Stored records

▼

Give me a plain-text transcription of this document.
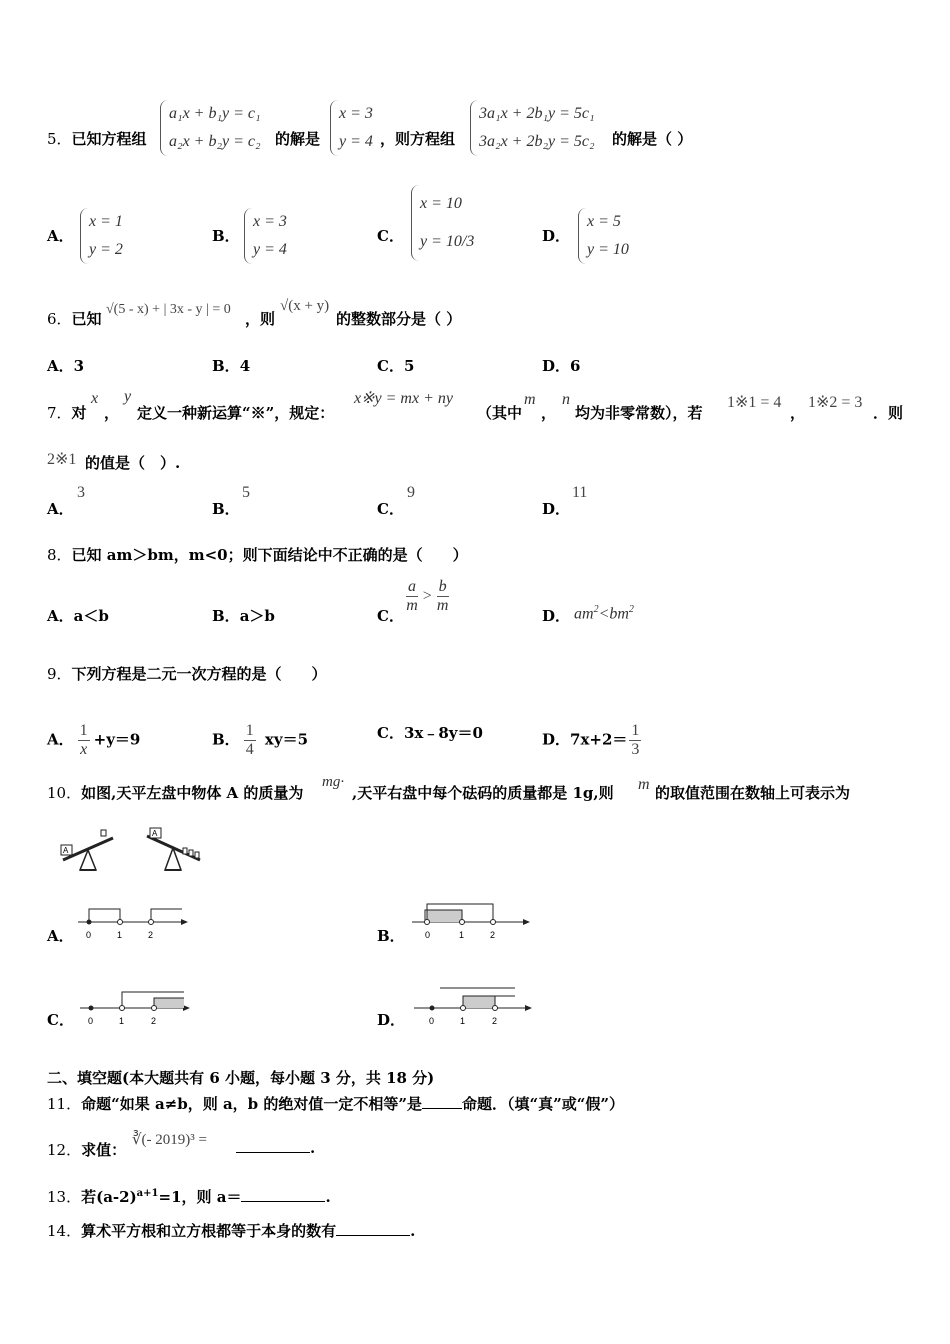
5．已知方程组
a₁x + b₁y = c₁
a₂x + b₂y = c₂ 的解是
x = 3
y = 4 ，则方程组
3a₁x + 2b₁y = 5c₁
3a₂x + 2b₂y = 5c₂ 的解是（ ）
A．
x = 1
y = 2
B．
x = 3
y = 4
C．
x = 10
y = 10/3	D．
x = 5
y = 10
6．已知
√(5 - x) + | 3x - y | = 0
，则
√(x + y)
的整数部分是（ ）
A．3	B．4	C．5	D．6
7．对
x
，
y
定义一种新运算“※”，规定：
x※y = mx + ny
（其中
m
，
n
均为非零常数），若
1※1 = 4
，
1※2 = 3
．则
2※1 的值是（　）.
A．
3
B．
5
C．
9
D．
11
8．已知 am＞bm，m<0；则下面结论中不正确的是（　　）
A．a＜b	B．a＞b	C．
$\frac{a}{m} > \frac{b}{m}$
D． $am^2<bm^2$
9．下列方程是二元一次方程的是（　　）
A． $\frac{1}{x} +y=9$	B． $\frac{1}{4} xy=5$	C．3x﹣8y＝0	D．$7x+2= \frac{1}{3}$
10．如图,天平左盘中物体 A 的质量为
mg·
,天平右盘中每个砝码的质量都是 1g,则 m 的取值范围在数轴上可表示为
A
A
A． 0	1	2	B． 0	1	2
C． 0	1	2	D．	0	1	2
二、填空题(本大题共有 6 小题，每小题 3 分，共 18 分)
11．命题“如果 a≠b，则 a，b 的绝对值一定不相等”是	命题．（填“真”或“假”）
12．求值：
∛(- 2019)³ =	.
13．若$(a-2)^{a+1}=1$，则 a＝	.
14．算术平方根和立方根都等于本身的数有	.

▲
▼

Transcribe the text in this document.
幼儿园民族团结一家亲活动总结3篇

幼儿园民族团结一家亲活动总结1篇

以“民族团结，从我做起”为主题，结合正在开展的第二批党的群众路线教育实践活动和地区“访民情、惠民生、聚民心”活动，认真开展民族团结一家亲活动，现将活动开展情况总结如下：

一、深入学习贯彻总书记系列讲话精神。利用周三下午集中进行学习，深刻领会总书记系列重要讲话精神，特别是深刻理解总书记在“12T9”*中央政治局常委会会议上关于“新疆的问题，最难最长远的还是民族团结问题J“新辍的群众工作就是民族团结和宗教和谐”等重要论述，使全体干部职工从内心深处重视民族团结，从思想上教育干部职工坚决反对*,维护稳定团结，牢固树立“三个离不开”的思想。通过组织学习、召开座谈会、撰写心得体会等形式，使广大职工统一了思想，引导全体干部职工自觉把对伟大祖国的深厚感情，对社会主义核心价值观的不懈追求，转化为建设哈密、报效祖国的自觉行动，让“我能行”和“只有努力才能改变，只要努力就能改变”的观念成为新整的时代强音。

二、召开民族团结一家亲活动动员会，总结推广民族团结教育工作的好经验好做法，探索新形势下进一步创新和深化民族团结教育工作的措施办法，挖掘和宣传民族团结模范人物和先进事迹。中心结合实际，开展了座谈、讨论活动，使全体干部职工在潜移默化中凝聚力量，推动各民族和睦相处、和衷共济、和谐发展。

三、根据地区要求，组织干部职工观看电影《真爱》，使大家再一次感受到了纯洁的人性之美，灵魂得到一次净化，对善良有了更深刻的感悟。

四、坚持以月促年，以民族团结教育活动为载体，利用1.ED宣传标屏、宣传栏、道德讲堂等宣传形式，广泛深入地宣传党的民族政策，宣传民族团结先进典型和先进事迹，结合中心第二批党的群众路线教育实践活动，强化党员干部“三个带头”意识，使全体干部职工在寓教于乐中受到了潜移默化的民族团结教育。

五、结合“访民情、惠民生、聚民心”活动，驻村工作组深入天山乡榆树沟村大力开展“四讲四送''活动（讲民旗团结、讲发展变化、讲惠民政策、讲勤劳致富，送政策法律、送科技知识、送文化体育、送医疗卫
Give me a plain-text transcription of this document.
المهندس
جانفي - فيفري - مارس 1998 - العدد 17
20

▲

» **WHAT TO WORK ON**
Gather each line in these records that contains the string "frac".

» **RESULT**
$\frac{a}{m} > \frac{b}{m}$
A． $\frac{1}{x} +y=9$	B． $\frac{1}{4} xy=5$	C．3x﹣8y＝0	D．$7x+2= \frac{1}{3}$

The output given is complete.